EXERCISE: Leave out the pictures and repeat the rest of the material exactly.

(Figure dataset records)
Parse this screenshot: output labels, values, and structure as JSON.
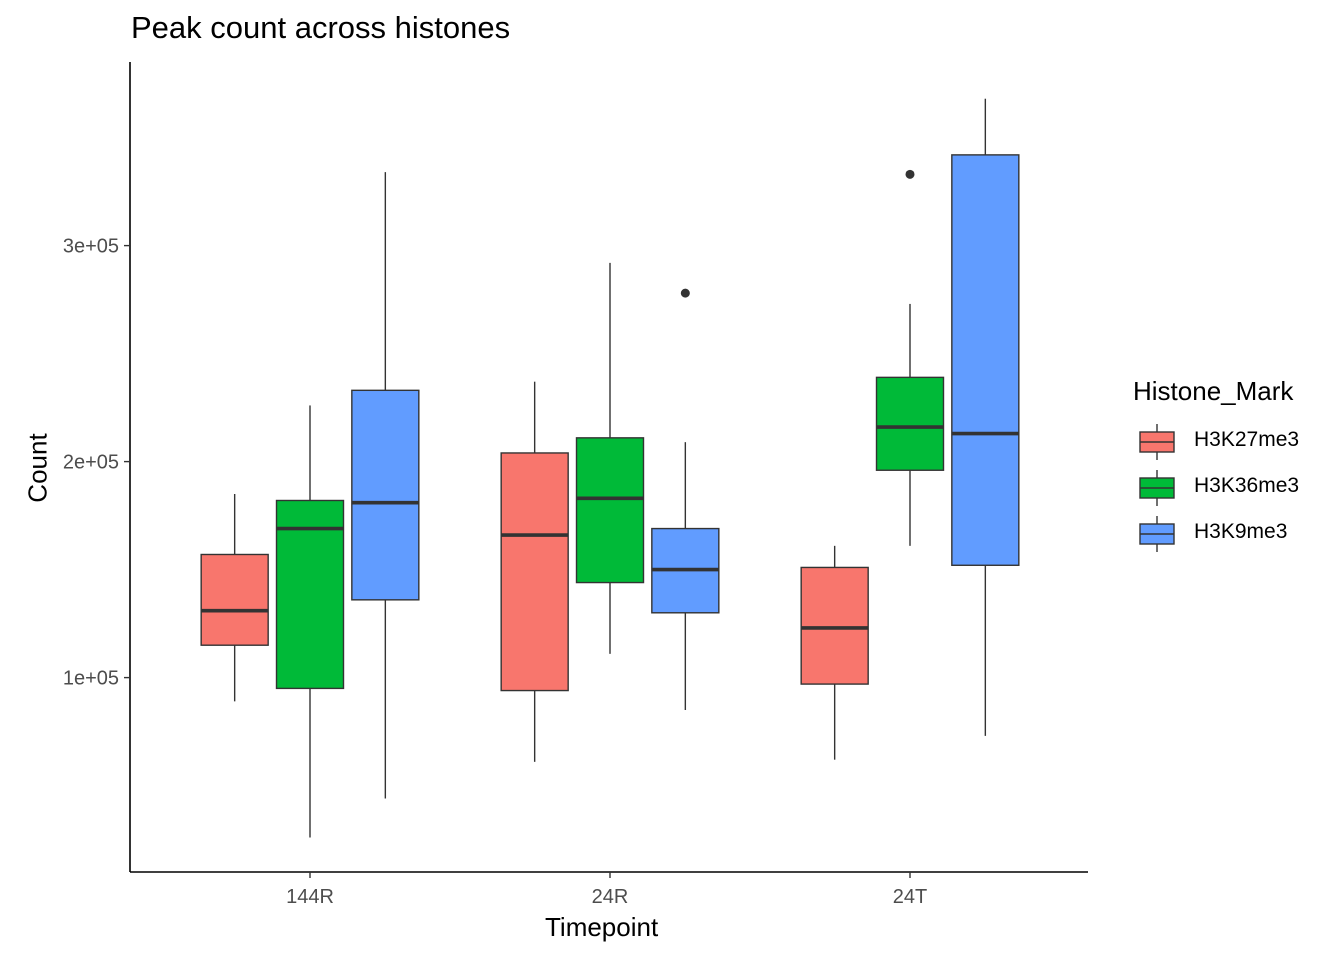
{
  "chart_data": {
    "type": "boxplot",
    "title": "Peak count across histones",
    "xlabel": "Timepoint",
    "ylabel": "Count",
    "categories": [
      "144R",
      "24R",
      "24T"
    ],
    "y_ticks": [
      100000,
      200000,
      300000
    ],
    "y_tick_labels": [
      "1e+05",
      "2e+05",
      "3e+05"
    ],
    "ylim": [
      10000,
      385000
    ],
    "grid": false,
    "legend": {
      "title": "Histone_Mark",
      "position": "right"
    },
    "series": [
      {
        "name": "H3K27me3",
        "color": "#F8766D",
        "boxes": [
          {
            "category": "144R",
            "min": 89000,
            "q1": 115000,
            "median": 131000,
            "q3": 157000,
            "max": 185000,
            "outliers": []
          },
          {
            "category": "24R",
            "min": 61000,
            "q1": 94000,
            "median": 166000,
            "q3": 204000,
            "max": 237000,
            "outliers": []
          },
          {
            "category": "24T",
            "min": 62000,
            "q1": 97000,
            "median": 123000,
            "q3": 151000,
            "max": 161000,
            "outliers": []
          }
        ]
      },
      {
        "name": "H3K36me3",
        "color": "#00BA38",
        "boxes": [
          {
            "category": "144R",
            "min": 26000,
            "q1": 95000,
            "median": 169000,
            "q3": 182000,
            "max": 226000,
            "outliers": []
          },
          {
            "category": "24R",
            "min": 111000,
            "q1": 144000,
            "median": 183000,
            "q3": 211000,
            "max": 292000,
            "outliers": []
          },
          {
            "category": "24T",
            "min": 161000,
            "q1": 196000,
            "median": 216000,
            "q3": 239000,
            "max": 273000,
            "outliers": [
              333000
            ]
          }
        ]
      },
      {
        "name": "H3K9me3",
        "color": "#619CFF",
        "boxes": [
          {
            "category": "144R",
            "min": 44000,
            "q1": 136000,
            "median": 181000,
            "q3": 233000,
            "max": 334000,
            "outliers": []
          },
          {
            "category": "24R",
            "min": 85000,
            "q1": 130000,
            "median": 150000,
            "q3": 169000,
            "max": 209000,
            "outliers": [
              278000
            ]
          },
          {
            "category": "24T",
            "min": 73000,
            "q1": 152000,
            "median": 213000,
            "q3": 342000,
            "max": 368000,
            "outliers": []
          }
        ]
      }
    ]
  }
}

WRITTEN RESPONSE:
Parse this screenshot: output labels, values, and structure as JSON.
{
  "chart_data": {
    "type": "boxplot",
    "title": "Peak count across histones",
    "xlabel": "Timepoint",
    "ylabel": "Count",
    "categories": [
      "144R",
      "24R",
      "24T"
    ],
    "y_ticks": [
      100000,
      200000,
      300000
    ],
    "y_tick_labels": [
      "1e+05",
      "2e+05",
      "3e+05"
    ],
    "ylim": [
      10000,
      385000
    ],
    "grid": false,
    "legend": {
      "title": "Histone_Mark",
      "position": "right"
    },
    "series": [
      {
        "name": "H3K27me3",
        "color": "#F8766D",
        "boxes": [
          {
            "category": "144R",
            "min": 89000,
            "q1": 115000,
            "median": 131000,
            "q3": 157000,
            "max": 185000,
            "outliers": []
          },
          {
            "category": "24R",
            "min": 61000,
            "q1": 94000,
            "median": 166000,
            "q3": 204000,
            "max": 237000,
            "outliers": []
          },
          {
            "category": "24T",
            "min": 62000,
            "q1": 97000,
            "median": 123000,
            "q3": 151000,
            "max": 161000,
            "outliers": []
          }
        ]
      },
      {
        "name": "H3K36me3",
        "color": "#00BA38",
        "boxes": [
          {
            "category": "144R",
            "min": 26000,
            "q1": 95000,
            "median": 169000,
            "q3": 182000,
            "max": 226000,
            "outliers": []
          },
          {
            "category": "24R",
            "min": 111000,
            "q1": 144000,
            "median": 183000,
            "q3": 211000,
            "max": 292000,
            "outliers": []
          },
          {
            "category": "24T",
            "min": 161000,
            "q1": 196000,
            "median": 216000,
            "q3": 239000,
            "max": 273000,
            "outliers": [
              333000
            ]
          }
        ]
      },
      {
        "name": "H3K9me3",
        "color": "#619CFF",
        "boxes": [
          {
            "category": "144R",
            "min": 44000,
            "q1": 136000,
            "median": 181000,
            "q3": 233000,
            "max": 334000,
            "outliers": []
          },
          {
            "category": "24R",
            "min": 85000,
            "q1": 130000,
            "median": 150000,
            "q3": 169000,
            "max": 209000,
            "outliers": [
              278000
            ]
          },
          {
            "category": "24T",
            "min": 73000,
            "q1": 152000,
            "median": 213000,
            "q3": 342000,
            "max": 368000,
            "outliers": []
          }
        ]
      }
    ]
  }
}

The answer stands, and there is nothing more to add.